── PROVIDED DATA ──

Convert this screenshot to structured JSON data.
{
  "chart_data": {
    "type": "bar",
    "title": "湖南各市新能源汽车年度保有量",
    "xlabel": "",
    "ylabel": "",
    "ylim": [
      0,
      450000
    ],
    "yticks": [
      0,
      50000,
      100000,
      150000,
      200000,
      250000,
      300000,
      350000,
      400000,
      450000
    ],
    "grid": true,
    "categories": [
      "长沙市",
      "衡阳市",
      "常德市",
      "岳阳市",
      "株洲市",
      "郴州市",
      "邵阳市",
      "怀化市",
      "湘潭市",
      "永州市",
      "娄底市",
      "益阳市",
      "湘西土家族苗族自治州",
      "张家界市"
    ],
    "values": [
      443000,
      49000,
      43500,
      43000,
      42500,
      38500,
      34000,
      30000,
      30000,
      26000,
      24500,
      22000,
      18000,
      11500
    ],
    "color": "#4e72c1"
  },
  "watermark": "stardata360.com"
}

───
── PROVIDED DATA ──

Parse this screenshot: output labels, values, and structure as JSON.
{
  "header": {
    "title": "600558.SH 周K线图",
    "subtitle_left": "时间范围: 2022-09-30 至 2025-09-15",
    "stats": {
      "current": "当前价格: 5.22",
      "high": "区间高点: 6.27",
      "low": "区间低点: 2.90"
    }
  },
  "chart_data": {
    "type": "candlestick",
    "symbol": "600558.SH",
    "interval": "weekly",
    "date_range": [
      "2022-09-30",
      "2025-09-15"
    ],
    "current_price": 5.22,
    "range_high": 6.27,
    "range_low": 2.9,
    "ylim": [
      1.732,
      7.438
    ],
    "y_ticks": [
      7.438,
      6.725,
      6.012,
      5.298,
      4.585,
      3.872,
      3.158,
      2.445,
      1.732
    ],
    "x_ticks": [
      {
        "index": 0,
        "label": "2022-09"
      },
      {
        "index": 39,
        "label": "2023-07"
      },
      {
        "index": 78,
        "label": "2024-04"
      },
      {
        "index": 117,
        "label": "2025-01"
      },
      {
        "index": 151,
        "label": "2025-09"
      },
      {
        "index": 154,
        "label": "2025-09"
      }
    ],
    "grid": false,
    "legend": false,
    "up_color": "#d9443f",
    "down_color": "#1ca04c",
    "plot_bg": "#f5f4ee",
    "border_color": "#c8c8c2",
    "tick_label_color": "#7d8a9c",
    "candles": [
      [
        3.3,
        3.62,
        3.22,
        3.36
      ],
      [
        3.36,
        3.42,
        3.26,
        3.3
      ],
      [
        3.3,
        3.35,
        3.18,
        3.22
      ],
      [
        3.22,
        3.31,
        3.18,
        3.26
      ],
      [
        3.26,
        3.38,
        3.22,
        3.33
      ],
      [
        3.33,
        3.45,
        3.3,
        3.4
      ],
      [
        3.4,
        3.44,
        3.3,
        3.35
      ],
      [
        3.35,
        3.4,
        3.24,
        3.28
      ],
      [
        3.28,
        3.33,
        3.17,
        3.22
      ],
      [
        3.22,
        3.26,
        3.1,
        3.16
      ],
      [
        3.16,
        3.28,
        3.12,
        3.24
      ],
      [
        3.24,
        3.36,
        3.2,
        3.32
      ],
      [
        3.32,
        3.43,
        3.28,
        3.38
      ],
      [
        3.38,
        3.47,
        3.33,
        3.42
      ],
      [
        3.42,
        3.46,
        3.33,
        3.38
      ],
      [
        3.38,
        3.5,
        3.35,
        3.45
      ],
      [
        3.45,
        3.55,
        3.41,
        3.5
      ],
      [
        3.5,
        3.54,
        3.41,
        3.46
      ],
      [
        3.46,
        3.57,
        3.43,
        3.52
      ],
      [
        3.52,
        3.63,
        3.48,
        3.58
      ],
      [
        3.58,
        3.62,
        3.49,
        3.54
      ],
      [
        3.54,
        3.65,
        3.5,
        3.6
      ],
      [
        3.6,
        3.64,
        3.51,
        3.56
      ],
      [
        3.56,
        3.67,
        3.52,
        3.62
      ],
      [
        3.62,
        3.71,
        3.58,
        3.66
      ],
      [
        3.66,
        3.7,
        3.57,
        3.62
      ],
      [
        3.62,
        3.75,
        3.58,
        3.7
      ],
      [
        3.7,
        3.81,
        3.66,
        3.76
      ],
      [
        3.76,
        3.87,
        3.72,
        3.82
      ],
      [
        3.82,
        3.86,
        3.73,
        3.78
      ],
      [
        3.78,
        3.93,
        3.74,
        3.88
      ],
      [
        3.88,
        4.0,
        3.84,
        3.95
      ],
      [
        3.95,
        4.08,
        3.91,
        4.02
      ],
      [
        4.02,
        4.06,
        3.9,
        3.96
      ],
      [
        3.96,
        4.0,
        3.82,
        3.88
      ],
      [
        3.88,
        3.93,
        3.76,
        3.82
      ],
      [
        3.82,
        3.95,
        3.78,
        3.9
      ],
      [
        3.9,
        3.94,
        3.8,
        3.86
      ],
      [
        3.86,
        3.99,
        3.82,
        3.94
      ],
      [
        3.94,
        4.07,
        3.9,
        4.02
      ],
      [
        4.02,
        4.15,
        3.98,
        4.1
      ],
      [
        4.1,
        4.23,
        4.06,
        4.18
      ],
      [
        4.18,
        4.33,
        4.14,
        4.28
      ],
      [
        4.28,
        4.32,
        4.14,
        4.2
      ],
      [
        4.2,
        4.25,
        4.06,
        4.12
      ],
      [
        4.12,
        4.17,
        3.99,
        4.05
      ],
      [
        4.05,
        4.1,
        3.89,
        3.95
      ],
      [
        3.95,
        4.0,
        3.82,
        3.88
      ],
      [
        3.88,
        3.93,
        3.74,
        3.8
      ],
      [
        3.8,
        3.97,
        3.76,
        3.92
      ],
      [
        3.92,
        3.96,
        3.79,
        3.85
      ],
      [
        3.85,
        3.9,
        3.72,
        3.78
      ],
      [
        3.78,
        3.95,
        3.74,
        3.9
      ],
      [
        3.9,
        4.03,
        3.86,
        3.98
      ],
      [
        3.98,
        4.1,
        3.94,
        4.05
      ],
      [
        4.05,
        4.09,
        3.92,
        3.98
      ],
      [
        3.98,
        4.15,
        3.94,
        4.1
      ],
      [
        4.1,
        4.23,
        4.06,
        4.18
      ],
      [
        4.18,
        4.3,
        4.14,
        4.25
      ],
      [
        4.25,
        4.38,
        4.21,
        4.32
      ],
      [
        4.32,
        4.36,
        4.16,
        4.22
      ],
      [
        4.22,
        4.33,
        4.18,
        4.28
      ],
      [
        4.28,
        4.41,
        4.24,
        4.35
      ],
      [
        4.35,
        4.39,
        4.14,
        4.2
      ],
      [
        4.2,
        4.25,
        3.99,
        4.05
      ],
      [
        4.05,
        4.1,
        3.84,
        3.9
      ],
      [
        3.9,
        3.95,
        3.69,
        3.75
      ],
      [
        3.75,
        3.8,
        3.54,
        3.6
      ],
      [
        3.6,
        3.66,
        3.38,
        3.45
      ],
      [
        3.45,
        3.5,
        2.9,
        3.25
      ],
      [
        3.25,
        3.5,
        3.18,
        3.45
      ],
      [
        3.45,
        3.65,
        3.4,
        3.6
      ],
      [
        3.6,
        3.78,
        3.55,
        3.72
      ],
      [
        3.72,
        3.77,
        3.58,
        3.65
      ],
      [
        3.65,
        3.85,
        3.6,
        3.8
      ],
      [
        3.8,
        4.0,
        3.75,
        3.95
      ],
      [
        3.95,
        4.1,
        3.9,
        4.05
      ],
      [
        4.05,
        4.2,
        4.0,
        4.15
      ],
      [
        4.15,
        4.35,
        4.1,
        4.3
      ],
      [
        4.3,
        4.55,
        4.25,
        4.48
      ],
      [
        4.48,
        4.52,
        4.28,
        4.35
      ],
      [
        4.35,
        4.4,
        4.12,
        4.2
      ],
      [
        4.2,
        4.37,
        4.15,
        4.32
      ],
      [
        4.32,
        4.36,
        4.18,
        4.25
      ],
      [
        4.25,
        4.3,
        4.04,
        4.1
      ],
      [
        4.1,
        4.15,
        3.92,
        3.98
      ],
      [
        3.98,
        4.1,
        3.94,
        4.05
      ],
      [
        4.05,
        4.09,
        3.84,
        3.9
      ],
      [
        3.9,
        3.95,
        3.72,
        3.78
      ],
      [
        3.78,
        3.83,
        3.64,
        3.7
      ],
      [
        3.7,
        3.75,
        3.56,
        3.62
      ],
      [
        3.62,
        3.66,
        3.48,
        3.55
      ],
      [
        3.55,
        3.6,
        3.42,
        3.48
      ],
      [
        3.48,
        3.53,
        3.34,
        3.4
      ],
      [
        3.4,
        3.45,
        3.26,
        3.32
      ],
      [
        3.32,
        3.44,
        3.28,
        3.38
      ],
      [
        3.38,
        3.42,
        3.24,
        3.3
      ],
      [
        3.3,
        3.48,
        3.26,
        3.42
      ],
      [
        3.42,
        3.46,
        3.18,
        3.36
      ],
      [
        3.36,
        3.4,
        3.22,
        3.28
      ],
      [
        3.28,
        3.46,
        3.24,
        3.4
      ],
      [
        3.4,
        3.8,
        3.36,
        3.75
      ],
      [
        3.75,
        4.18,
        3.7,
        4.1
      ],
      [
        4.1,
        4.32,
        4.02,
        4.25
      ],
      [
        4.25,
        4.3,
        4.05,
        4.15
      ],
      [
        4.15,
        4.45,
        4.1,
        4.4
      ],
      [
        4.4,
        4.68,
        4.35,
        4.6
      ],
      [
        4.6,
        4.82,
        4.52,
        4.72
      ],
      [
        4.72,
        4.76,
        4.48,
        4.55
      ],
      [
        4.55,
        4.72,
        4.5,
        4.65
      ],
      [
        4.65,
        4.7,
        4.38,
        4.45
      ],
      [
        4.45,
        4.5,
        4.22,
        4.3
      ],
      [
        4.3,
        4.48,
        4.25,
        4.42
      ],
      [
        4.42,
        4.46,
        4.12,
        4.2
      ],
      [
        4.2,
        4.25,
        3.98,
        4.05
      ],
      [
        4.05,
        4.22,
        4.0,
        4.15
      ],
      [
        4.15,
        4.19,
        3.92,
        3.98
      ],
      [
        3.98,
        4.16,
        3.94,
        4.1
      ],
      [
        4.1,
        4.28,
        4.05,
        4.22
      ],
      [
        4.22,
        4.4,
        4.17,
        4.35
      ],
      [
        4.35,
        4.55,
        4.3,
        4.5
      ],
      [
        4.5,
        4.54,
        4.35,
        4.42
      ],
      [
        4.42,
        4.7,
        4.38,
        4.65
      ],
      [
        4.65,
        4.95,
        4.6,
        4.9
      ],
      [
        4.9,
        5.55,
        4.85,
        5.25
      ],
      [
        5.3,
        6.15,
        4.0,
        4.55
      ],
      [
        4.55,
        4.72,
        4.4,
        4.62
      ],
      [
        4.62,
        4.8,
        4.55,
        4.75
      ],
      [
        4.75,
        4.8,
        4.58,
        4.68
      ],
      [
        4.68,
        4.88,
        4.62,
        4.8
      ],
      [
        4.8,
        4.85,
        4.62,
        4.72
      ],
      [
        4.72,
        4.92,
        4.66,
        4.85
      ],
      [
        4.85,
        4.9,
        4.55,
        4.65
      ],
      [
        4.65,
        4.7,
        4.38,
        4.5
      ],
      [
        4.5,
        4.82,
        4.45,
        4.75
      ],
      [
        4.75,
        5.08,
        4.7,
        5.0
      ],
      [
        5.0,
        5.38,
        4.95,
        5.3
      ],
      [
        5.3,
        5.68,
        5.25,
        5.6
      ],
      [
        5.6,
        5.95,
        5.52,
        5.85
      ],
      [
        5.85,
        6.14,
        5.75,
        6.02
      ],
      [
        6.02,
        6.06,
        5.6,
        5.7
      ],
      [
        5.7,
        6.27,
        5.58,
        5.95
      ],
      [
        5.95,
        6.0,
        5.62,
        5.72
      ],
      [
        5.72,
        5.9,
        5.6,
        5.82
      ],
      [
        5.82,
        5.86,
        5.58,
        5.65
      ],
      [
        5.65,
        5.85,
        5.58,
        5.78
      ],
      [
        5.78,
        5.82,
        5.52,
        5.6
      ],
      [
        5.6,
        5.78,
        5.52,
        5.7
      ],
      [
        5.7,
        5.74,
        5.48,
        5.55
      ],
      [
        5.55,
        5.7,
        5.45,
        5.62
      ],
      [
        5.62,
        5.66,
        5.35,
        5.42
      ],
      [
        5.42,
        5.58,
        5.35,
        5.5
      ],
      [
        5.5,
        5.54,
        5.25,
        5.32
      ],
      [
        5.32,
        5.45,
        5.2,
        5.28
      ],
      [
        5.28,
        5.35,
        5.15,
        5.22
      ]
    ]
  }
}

───

- **WHAT IS ASKED**
Check each line of the entries above for the word "index". List the ones that have it.

- **SOLUTION FOR THIS PROBLEM**
        "index": 0,
        "index": 39,
        "index": 78,
        "index": 117,
        "index": 151,
        "index": 154,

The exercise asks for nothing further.